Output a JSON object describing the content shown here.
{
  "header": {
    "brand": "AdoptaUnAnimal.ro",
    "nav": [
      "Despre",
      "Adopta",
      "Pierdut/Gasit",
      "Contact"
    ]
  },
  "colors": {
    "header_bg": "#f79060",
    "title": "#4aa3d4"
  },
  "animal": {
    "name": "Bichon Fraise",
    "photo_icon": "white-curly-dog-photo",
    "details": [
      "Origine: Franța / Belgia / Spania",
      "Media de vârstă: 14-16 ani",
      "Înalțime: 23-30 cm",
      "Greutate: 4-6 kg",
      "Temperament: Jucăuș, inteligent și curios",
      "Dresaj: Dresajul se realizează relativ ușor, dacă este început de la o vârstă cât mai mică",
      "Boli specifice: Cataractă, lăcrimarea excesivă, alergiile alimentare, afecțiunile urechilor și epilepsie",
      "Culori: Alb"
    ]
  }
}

GIVEN INSTRUCTION:
Repeat the data exactly. Leave nothing out.

RESPONSE TO THE EXERCISE:
Output a JSON object describing the content shown here.
{
  "header": {
    "brand": "AdoptaUnAnimal.ro",
    "nav": [
      "Despre",
      "Adopta",
      "Pierdut/Gasit",
      "Contact"
    ]
  },
  "colors": {
    "header_bg": "#f79060",
    "title": "#4aa3d4"
  },
  "animal": {
    "name": "Bichon Fraise",
    "photo_icon": "white-curly-dog-photo",
    "details": [
      "Origine: Franța / Belgia / Spania",
      "Media de vârstă: 14-16 ani",
      "Înalțime: 23-30 cm",
      "Greutate: 4-6 kg",
      "Temperament: Jucăuș, inteligent și curios",
      "Dresaj: Dresajul se realizează relativ ușor, dacă este început de la o vârstă cât mai mică",
      "Boli specifice: Cataractă, lăcrimarea excesivă, alergiile alimentare, afecțiunile urechilor și epilepsie",
      "Culori: Alb"
    ]
  }
}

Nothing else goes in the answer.